■ AIM
Transcribe each record below word for word.

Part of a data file
»»

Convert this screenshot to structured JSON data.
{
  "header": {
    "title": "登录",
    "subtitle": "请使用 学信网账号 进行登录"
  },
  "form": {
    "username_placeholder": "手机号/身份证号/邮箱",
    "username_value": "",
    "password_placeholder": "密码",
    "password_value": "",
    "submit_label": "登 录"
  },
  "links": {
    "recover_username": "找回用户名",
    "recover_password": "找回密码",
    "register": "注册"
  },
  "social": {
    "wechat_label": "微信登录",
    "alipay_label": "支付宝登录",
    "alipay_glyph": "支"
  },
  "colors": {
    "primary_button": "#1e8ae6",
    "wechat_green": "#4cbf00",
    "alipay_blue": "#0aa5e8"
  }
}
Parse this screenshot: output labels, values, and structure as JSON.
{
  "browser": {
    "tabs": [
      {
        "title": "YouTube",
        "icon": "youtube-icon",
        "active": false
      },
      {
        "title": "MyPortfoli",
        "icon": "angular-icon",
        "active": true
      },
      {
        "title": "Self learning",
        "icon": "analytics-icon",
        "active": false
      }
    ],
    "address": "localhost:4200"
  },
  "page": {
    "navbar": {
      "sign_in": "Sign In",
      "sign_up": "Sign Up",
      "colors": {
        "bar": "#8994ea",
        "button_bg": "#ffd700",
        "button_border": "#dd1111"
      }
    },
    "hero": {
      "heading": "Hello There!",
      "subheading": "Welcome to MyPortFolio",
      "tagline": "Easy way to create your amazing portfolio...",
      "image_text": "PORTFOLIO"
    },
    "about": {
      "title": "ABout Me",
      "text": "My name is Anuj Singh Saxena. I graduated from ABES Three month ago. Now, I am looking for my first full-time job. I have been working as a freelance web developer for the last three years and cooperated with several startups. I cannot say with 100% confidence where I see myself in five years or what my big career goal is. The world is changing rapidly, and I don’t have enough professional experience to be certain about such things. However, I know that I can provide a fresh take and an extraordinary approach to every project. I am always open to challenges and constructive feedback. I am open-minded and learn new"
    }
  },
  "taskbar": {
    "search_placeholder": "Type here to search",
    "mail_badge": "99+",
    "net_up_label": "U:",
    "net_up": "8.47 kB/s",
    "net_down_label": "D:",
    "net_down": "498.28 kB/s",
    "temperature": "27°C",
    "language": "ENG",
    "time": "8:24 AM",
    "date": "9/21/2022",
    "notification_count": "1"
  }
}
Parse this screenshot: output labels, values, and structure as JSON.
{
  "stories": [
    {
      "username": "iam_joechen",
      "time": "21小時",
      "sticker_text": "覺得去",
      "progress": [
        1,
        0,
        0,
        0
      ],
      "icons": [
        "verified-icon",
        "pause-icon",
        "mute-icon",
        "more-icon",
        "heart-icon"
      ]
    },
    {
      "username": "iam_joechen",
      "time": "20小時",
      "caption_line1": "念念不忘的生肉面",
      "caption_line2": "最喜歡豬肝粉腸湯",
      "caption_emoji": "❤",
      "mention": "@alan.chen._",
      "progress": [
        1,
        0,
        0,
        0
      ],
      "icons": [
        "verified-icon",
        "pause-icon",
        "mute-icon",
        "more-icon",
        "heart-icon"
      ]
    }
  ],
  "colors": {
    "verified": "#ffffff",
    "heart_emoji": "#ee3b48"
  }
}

««

■ WORKED SOLUTION
Convert this screenshot to structured JSON data.
{
  "header": {
    "title": "登录",
    "subtitle": "请使用 学信网账号 进行登录"
  },
  "form": {
    "username_placeholder": "手机号/身份证号/邮箱",
    "username_value": "",
    "password_placeholder": "密码",
    "password_value": "",
    "submit_label": "登 录"
  },
  "links": {
    "recover_username": "找回用户名",
    "recover_password": "找回密码",
    "register": "注册"
  },
  "social": {
    "wechat_label": "微信登录",
    "alipay_label": "支付宝登录",
    "alipay_glyph": "支"
  },
  "colors": {
    "primary_button": "#1e8ae6",
    "wechat_green": "#4cbf00",
    "alipay_blue": "#0aa5e8"
  }
}
Parse this screenshot: output labels, values, and structure as JSON.
{
  "browser": {
    "tabs": [
      {
        "title": "YouTube",
        "icon": "youtube-icon",
        "active": false
      },
      {
        "title": "MyPortfoli",
        "icon": "angular-icon",
        "active": true
      },
      {
        "title": "Self learning",
        "icon": "analytics-icon",
        "active": false
      }
    ],
    "address": "localhost:4200"
  },
  "page": {
    "navbar": {
      "sign_in": "Sign In",
      "sign_up": "Sign Up",
      "colors": {
        "bar": "#8994ea",
        "button_bg": "#ffd700",
        "button_border": "#dd1111"
      }
    },
    "hero": {
      "heading": "Hello There!",
      "subheading": "Welcome to MyPortFolio",
      "tagline": "Easy way to create your amazing portfolio...",
      "image_text": "PORTFOLIO"
    },
    "about": {
      "title": "ABout Me",
      "text": "My name is Anuj Singh Saxena. I graduated from ABES Three month ago. Now, I am looking for my first full-time job. I have been working as a freelance web developer for the last three years and cooperated with several startups. I cannot say with 100% confidence where I see myself in five years or what my big career goal is. The world is changing rapidly, and I don’t have enough professional experience to be certain about such things. However, I know that I can provide a fresh take and an extraordinary approach to every project. I am always open to challenges and constructive feedback. I am open-minded and learn new"
    }
  },
  "taskbar": {
    "search_placeholder": "Type here to search",
    "mail_badge": "99+",
    "net_up_label": "U:",
    "net_up": "8.47 kB/s",
    "net_down_label": "D:",
    "net_down": "498.28 kB/s",
    "temperature": "27°C",
    "language": "ENG",
    "time": "8:24 AM",
    "date": "9/21/2022",
    "notification_count": "1"
  }
}
Parse this screenshot: output labels, values, and structure as JSON.
{
  "stories": [
    {
      "username": "iam_joechen",
      "time": "21小時",
      "sticker_text": "覺得去",
      "progress": [
        1,
        0,
        0,
        0
      ],
      "icons": [
        "verified-icon",
        "pause-icon",
        "mute-icon",
        "more-icon",
        "heart-icon"
      ]
    },
    {
      "username": "iam_joechen",
      "time": "20小時",
      "caption_line1": "念念不忘的生肉面",
      "caption_line2": "最喜歡豬肝粉腸湯",
      "caption_emoji": "❤",
      "mention": "@alan.chen._",
      "progress": [
        1,
        0,
        0,
        0
      ],
      "icons": [
        "verified-icon",
        "pause-icon",
        "mute-icon",
        "more-icon",
        "heart-icon"
      ]
    }
  ],
  "colors": {
    "verified": "#ffffff",
    "heart_emoji": "#ee3b48"
  }
}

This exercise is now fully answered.